-- Data provided follows --

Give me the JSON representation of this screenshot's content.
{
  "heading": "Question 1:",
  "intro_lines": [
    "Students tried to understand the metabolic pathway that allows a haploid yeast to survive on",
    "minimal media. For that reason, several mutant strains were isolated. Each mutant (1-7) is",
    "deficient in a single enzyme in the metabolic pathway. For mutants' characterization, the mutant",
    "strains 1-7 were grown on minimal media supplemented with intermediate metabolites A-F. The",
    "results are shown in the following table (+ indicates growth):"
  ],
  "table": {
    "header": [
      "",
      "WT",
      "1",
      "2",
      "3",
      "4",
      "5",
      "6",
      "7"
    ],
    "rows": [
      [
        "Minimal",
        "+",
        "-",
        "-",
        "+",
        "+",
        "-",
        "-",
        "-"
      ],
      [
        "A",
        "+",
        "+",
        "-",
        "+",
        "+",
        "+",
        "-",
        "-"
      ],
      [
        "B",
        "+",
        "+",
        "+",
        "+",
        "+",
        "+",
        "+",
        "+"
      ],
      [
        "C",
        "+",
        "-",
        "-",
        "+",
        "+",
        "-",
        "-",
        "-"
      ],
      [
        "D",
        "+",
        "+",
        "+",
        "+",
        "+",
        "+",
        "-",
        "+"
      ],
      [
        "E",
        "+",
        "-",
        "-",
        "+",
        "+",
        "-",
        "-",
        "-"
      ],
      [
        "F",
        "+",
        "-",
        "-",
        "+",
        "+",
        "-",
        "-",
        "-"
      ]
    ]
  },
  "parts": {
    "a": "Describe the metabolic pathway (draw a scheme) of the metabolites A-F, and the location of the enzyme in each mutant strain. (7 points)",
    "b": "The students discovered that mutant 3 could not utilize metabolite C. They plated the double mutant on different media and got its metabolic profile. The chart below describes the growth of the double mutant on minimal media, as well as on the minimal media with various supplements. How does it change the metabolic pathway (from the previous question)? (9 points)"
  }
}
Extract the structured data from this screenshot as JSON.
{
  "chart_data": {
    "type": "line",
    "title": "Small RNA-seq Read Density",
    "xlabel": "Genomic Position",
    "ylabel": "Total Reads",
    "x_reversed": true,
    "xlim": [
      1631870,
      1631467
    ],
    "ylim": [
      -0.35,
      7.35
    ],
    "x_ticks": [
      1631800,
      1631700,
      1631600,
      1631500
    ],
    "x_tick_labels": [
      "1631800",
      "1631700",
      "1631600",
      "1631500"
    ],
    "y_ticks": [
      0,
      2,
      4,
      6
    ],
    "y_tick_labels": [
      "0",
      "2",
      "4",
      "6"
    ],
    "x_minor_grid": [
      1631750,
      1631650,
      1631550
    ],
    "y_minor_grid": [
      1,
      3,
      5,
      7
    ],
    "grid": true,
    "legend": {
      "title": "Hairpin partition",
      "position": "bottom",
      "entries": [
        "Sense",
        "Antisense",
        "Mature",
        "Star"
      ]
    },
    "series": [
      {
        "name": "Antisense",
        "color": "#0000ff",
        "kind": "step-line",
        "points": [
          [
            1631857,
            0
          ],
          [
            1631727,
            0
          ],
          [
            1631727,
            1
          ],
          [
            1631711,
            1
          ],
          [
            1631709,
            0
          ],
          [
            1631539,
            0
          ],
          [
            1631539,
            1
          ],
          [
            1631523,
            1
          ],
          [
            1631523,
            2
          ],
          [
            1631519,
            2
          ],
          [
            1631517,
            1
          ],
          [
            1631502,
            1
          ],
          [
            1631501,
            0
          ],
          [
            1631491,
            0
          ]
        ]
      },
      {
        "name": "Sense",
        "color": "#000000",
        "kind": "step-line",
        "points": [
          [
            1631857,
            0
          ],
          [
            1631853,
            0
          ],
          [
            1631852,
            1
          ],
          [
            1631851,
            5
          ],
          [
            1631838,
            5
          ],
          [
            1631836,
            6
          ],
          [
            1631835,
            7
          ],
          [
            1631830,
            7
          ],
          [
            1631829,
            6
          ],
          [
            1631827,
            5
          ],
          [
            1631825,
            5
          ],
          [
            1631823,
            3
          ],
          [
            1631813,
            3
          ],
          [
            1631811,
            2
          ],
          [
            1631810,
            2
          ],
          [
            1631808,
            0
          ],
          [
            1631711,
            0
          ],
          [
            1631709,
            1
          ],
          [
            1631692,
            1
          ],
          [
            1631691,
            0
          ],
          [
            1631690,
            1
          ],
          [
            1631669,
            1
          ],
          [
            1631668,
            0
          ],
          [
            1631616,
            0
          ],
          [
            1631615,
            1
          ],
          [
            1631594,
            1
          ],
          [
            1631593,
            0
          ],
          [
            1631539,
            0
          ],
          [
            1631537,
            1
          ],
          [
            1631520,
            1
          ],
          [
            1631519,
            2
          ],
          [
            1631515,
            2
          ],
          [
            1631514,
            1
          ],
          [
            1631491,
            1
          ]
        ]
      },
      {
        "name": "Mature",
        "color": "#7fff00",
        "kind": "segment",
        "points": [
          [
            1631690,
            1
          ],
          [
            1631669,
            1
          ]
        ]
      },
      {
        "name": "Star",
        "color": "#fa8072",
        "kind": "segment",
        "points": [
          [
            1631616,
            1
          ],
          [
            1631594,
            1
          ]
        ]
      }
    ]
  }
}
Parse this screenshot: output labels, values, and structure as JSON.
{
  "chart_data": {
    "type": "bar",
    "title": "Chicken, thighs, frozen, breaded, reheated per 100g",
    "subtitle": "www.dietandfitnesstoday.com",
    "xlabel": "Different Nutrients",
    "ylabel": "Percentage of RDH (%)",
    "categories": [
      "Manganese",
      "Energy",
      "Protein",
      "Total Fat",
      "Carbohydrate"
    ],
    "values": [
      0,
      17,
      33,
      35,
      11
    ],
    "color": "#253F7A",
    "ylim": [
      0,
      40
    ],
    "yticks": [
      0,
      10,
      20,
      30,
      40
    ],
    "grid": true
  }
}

-- Data provided concluded --

## Your goal
Filter the records above down to the lines that hold the string "color".

## Response to the exercise
        "color": "#0000ff",
        "color": "#000000",
        "color": "#7fff00",
        "color": "#fa8072",
    "color": "#253F7A",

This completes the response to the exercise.